GIVEN EXERCISE:
All lines below must be repeated exactly, with the pictures omitted.

(Dataset entries on figures)
* begin *

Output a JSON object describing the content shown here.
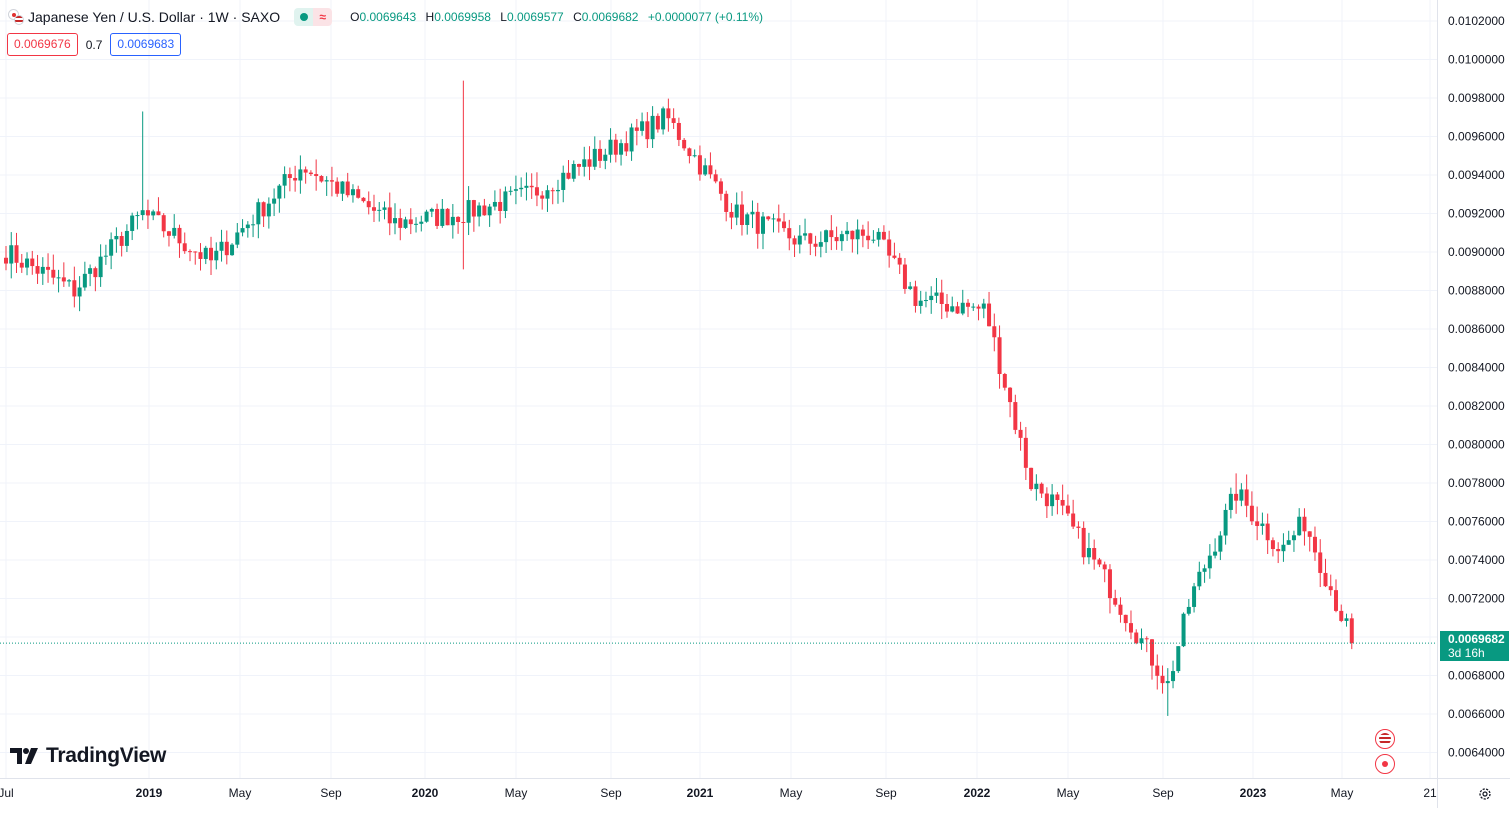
{
  "header": {
    "title": "Japanese Yen / U.S. Dollar · 1W · SAXO",
    "ohlc": [
      {
        "k": "O",
        "v": "0.0069643"
      },
      {
        "k": "H",
        "v": "0.0069958"
      },
      {
        "k": "L",
        "v": "0.0069577"
      },
      {
        "k": "C",
        "v": "0.0069682"
      }
    ],
    "change": "+0.0000077 (+0.11%)",
    "icons": [
      "japan-flag-icon",
      "us-flag-icon",
      "market-open-dot-icon",
      "wave-icon"
    ]
  },
  "quote": {
    "sell": "0.0069676",
    "spread": "0.7",
    "buy": "0.0069683"
  },
  "last_price": {
    "price": "0.0069682",
    "countdown": "3d 16h"
  },
  "logo": {
    "text": "TradingView"
  },
  "colors": {
    "up": "#089981",
    "down": "#f23645",
    "grid": "#f0f3fa",
    "axis_text": "#131722"
  },
  "chart_data": {
    "type": "candlestick",
    "title": "Japanese Yen / U.S. Dollar · 1W · SAXO",
    "interval": "1W",
    "y_ticks": [
      "0.0102000",
      "0.0100000",
      "0.0098000",
      "0.0096000",
      "0.0094000",
      "0.0092000",
      "0.0090000",
      "0.0088000",
      "0.0086000",
      "0.0084000",
      "0.0082000",
      "0.0080000",
      "0.0078000",
      "0.0076000",
      "0.0074000",
      "0.0072000",
      "0.0070000",
      "0.0068000",
      "0.0066000",
      "0.0064000"
    ],
    "ylim": [
      0.00635,
      0.01025
    ],
    "x_ticks": [
      "Jul",
      "2019",
      "May",
      "Sep",
      "2020",
      "May",
      "Sep",
      "2021",
      "May",
      "Sep",
      "2022",
      "May",
      "Sep",
      "2023",
      "May",
      "21"
    ],
    "last_close": 0.0069682,
    "key_points": [
      {
        "date": "2018-07",
        "close": 0.009
      },
      {
        "date": "2018-10",
        "close": 0.0088
      },
      {
        "date": "2019-01",
        "high": 0.00973,
        "close": 0.0092
      },
      {
        "date": "2019-04",
        "close": 0.00895
      },
      {
        "date": "2019-08",
        "close": 0.00945
      },
      {
        "date": "2019-12",
        "close": 0.00915
      },
      {
        "date": "2020-03",
        "high": 0.00989,
        "low": 0.00891,
        "close": 0.0092
      },
      {
        "date": "2020-06",
        "close": 0.0093
      },
      {
        "date": "2020-09",
        "close": 0.0095
      },
      {
        "date": "2020-12",
        "close": 0.0097
      },
      {
        "date": "2021-03",
        "close": 0.0092
      },
      {
        "date": "2021-06",
        "close": 0.00905
      },
      {
        "date": "2021-09",
        "close": 0.0091
      },
      {
        "date": "2021-11",
        "close": 0.00875
      },
      {
        "date": "2022-02",
        "close": 0.0087
      },
      {
        "date": "2022-04",
        "close": 0.0078
      },
      {
        "date": "2022-05",
        "close": 0.0077
      },
      {
        "date": "2022-07",
        "close": 0.00735
      },
      {
        "date": "2022-10",
        "low": 0.00659,
        "close": 0.00675
      },
      {
        "date": "2022-11",
        "close": 0.0072
      },
      {
        "date": "2023-01",
        "high": 0.00785,
        "close": 0.00775
      },
      {
        "date": "2023-03",
        "close": 0.00745
      },
      {
        "date": "2023-04",
        "close": 0.0076
      },
      {
        "date": "2023-06",
        "close": 0.007
      }
    ]
  }
}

* end *

SOLUTION TO THE EXERCISE:
Output a JSON object describing the content shown here.
{
  "header": {
    "title": "Japanese Yen / U.S. Dollar · 1W · SAXO",
    "ohlc": [
      {
        "k": "O",
        "v": "0.0069643"
      },
      {
        "k": "H",
        "v": "0.0069958"
      },
      {
        "k": "L",
        "v": "0.0069577"
      },
      {
        "k": "C",
        "v": "0.0069682"
      }
    ],
    "change": "+0.0000077 (+0.11%)",
    "icons": [
      "japan-flag-icon",
      "us-flag-icon",
      "market-open-dot-icon",
      "wave-icon"
    ]
  },
  "quote": {
    "sell": "0.0069676",
    "spread": "0.7",
    "buy": "0.0069683"
  },
  "last_price": {
    "price": "0.0069682",
    "countdown": "3d 16h"
  },
  "logo": {
    "text": "TradingView"
  },
  "colors": {
    "up": "#089981",
    "down": "#f23645",
    "grid": "#f0f3fa",
    "axis_text": "#131722"
  },
  "chart_data": {
    "type": "candlestick",
    "title": "Japanese Yen / U.S. Dollar · 1W · SAXO",
    "interval": "1W",
    "y_ticks": [
      "0.0102000",
      "0.0100000",
      "0.0098000",
      "0.0096000",
      "0.0094000",
      "0.0092000",
      "0.0090000",
      "0.0088000",
      "0.0086000",
      "0.0084000",
      "0.0082000",
      "0.0080000",
      "0.0078000",
      "0.0076000",
      "0.0074000",
      "0.0072000",
      "0.0070000",
      "0.0068000",
      "0.0066000",
      "0.0064000"
    ],
    "ylim": [
      0.00635,
      0.01025
    ],
    "x_ticks": [
      "Jul",
      "2019",
      "May",
      "Sep",
      "2020",
      "May",
      "Sep",
      "2021",
      "May",
      "Sep",
      "2022",
      "May",
      "Sep",
      "2023",
      "May",
      "21"
    ],
    "last_close": 0.0069682,
    "key_points": [
      {
        "date": "2018-07",
        "close": 0.009
      },
      {
        "date": "2018-10",
        "close": 0.0088
      },
      {
        "date": "2019-01",
        "high": 0.00973,
        "close": 0.0092
      },
      {
        "date": "2019-04",
        "close": 0.00895
      },
      {
        "date": "2019-08",
        "close": 0.00945
      },
      {
        "date": "2019-12",
        "close": 0.00915
      },
      {
        "date": "2020-03",
        "high": 0.00989,
        "low": 0.00891,
        "close": 0.0092
      },
      {
        "date": "2020-06",
        "close": 0.0093
      },
      {
        "date": "2020-09",
        "close": 0.0095
      },
      {
        "date": "2020-12",
        "close": 0.0097
      },
      {
        "date": "2021-03",
        "close": 0.0092
      },
      {
        "date": "2021-06",
        "close": 0.00905
      },
      {
        "date": "2021-09",
        "close": 0.0091
      },
      {
        "date": "2021-11",
        "close": 0.00875
      },
      {
        "date": "2022-02",
        "close": 0.0087
      },
      {
        "date": "2022-04",
        "close": 0.0078
      },
      {
        "date": "2022-05",
        "close": 0.0077
      },
      {
        "date": "2022-07",
        "close": 0.00735
      },
      {
        "date": "2022-10",
        "low": 0.00659,
        "close": 0.00675
      },
      {
        "date": "2022-11",
        "close": 0.0072
      },
      {
        "date": "2023-01",
        "high": 0.00785,
        "close": 0.00775
      },
      {
        "date": "2023-03",
        "close": 0.00745
      },
      {
        "date": "2023-04",
        "close": 0.0076
      },
      {
        "date": "2023-06",
        "close": 0.007
      }
    ]
  }
}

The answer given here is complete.